(INSTRUCTIONS TO FOLLOW):
Beneath this task is a listing. State how many of its lines include the string "Default", giving nothing but the number.

A block of data
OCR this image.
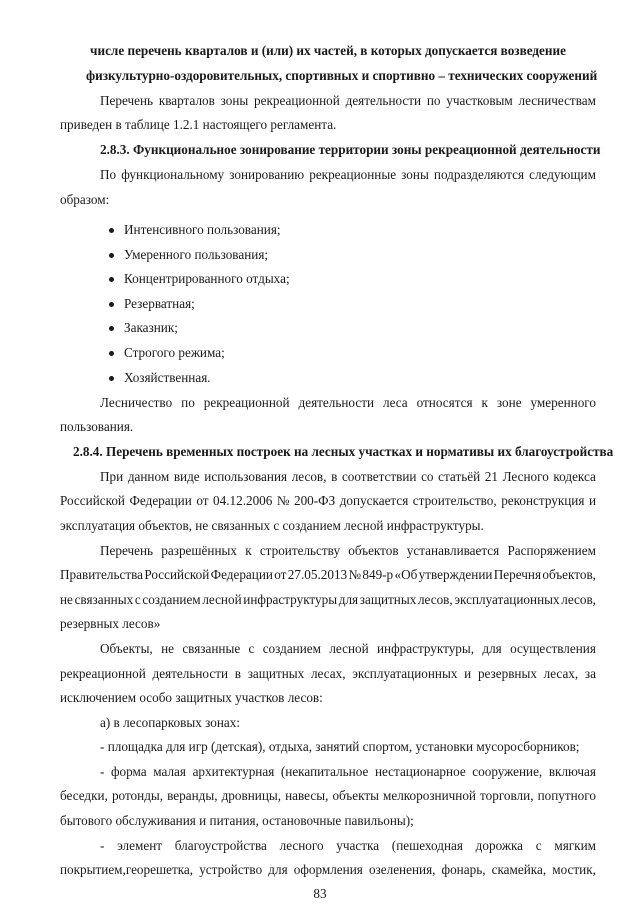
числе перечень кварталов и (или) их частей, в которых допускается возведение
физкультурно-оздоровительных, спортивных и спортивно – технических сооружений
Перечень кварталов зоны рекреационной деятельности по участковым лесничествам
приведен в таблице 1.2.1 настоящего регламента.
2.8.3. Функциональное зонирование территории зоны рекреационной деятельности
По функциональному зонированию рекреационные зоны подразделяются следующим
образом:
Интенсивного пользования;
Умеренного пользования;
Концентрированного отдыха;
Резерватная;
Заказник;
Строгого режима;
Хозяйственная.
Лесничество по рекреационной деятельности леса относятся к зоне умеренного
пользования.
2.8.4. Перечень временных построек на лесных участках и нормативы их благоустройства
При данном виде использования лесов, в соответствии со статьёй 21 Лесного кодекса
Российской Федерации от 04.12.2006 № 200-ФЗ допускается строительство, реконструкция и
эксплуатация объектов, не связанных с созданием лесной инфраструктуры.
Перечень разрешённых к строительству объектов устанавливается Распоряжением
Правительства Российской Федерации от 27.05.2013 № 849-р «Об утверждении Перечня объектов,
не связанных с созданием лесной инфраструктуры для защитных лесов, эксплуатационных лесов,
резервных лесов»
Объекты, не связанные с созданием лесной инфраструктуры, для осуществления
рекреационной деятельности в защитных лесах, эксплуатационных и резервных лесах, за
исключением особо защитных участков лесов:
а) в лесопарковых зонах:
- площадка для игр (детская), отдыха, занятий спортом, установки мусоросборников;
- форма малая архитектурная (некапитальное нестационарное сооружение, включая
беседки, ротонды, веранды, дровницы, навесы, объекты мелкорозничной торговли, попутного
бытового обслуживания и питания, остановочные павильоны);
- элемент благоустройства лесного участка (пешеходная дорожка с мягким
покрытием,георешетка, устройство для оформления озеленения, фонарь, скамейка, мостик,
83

--

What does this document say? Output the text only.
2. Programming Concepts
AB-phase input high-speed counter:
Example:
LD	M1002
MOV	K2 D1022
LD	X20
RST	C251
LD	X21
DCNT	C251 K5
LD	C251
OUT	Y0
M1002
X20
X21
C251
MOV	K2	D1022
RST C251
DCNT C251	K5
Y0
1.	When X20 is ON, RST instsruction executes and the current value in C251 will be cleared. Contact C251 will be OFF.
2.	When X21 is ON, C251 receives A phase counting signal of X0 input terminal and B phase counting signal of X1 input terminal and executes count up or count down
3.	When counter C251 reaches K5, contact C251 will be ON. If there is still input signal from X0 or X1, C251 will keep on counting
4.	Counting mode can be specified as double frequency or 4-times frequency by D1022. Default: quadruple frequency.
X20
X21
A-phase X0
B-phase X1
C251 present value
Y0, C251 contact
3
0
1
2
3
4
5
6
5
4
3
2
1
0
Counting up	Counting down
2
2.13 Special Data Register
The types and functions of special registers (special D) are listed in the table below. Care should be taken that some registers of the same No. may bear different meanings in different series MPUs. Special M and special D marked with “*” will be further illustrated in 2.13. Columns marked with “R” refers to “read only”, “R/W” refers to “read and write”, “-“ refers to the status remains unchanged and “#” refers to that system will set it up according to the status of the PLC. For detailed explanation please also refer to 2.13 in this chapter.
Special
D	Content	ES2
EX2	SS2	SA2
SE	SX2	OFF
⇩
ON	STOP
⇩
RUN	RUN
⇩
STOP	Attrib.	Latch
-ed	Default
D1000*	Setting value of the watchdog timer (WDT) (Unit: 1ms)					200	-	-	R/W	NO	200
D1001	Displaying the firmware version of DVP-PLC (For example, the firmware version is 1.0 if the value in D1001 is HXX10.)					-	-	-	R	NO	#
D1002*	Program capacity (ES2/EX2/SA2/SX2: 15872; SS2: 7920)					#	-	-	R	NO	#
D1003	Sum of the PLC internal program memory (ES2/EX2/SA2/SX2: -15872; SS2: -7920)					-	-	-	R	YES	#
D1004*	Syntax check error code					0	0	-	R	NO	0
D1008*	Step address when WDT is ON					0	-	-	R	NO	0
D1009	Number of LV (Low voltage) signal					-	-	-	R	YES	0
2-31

(WRITTEN ANSWER):
2